*The data*.
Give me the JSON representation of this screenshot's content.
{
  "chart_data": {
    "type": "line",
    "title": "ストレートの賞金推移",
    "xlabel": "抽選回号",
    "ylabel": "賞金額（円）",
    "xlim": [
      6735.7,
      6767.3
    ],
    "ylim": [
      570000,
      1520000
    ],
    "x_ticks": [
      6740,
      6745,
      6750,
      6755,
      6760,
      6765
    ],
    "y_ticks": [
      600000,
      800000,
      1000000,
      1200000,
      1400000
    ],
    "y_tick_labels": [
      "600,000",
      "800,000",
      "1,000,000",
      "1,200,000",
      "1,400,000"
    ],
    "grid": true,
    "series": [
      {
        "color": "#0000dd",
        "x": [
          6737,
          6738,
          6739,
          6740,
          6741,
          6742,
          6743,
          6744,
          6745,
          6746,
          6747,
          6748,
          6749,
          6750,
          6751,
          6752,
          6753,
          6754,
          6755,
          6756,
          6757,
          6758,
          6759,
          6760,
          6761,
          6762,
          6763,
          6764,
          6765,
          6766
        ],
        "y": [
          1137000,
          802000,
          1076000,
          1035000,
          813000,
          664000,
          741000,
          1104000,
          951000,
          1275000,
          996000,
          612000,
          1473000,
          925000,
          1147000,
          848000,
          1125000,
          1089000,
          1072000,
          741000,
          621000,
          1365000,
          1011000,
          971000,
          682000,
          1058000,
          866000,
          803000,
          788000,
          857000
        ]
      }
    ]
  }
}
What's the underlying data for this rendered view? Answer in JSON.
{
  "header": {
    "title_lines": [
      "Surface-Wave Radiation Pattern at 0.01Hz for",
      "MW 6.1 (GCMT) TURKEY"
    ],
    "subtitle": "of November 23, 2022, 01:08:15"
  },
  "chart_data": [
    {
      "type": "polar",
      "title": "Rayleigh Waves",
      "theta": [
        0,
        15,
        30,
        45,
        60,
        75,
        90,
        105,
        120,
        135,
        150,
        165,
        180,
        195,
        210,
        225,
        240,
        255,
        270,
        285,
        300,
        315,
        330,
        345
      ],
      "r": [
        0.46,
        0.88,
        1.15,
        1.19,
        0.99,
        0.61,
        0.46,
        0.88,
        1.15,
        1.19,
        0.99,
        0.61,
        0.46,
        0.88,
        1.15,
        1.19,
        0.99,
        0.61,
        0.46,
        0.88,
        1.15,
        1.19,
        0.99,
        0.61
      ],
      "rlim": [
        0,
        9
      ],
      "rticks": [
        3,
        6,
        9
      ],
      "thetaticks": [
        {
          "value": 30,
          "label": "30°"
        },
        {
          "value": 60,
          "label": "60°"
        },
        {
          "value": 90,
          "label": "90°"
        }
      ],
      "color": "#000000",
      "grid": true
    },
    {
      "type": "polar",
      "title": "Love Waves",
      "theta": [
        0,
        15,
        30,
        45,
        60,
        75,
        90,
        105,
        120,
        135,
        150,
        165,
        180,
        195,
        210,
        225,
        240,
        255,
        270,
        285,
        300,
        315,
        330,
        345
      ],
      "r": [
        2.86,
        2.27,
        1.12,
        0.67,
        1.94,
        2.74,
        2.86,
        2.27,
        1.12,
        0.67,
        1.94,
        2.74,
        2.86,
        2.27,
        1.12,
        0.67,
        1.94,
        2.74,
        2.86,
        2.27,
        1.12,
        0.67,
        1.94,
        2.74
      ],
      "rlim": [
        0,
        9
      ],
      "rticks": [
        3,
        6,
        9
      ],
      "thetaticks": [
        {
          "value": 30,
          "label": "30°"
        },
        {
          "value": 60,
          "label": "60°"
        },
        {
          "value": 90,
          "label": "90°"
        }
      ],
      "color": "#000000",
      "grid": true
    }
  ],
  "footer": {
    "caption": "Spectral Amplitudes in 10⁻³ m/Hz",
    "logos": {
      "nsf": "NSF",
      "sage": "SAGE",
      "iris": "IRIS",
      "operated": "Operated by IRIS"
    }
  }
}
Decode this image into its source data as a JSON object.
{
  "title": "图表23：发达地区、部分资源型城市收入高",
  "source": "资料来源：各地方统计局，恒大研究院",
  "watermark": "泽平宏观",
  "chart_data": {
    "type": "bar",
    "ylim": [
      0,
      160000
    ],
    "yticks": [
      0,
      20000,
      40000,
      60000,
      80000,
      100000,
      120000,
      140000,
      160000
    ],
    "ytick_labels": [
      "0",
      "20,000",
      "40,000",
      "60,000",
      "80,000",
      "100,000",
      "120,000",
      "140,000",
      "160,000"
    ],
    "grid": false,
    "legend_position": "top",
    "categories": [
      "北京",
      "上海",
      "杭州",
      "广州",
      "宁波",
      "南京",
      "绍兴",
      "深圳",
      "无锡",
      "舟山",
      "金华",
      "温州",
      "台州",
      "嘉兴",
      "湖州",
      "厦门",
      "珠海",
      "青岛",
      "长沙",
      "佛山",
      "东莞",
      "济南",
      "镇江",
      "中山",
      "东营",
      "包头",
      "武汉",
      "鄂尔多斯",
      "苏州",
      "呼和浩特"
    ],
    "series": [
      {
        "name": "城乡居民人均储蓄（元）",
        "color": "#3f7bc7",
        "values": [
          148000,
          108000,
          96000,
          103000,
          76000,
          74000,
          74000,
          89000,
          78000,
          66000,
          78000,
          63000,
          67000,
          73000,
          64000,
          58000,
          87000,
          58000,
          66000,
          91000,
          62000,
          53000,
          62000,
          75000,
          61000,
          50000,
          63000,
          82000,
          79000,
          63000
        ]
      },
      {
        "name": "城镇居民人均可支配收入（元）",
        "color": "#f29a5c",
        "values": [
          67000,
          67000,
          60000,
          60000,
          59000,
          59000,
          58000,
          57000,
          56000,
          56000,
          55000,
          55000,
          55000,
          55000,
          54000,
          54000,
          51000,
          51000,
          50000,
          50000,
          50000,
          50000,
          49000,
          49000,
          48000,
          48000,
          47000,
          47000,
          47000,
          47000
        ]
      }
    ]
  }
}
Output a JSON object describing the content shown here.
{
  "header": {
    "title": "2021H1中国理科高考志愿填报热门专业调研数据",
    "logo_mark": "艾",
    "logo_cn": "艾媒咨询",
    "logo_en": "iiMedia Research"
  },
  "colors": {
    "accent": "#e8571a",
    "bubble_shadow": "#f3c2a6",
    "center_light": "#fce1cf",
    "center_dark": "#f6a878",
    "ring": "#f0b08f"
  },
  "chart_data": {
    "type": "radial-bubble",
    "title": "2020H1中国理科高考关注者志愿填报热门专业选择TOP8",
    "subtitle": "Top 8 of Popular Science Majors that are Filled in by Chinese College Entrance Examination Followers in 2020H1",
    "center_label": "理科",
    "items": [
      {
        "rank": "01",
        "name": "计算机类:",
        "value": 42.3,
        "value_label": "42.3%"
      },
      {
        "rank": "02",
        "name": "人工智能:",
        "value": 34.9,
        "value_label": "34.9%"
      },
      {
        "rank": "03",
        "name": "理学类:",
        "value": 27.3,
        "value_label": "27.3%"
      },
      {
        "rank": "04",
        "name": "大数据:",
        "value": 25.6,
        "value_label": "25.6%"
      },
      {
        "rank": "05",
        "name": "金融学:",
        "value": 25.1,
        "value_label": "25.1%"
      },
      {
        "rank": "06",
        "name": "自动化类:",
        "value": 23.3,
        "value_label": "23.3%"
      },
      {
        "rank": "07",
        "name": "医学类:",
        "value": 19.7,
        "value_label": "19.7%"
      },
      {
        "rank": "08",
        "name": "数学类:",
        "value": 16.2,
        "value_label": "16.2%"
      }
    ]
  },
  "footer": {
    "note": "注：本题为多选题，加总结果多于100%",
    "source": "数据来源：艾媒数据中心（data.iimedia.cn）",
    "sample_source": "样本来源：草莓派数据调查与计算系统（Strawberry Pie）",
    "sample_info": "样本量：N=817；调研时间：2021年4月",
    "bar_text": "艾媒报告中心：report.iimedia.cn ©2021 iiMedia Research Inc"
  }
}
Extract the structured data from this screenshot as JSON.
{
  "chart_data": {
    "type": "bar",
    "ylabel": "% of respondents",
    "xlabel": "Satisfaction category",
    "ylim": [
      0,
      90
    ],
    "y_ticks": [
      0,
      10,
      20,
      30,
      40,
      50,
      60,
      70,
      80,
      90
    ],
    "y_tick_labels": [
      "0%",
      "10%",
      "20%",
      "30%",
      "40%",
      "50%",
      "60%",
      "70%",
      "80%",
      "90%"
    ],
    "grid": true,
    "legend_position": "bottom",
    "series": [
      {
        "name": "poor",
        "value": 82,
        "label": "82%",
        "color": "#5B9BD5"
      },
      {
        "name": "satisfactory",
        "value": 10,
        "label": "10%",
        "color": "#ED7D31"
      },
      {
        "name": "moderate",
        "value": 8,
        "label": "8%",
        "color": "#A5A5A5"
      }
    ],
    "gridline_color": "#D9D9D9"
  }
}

*Written problem*. Reply with one number only: the count of lines in the entries that contain "this".

*Solution*. 4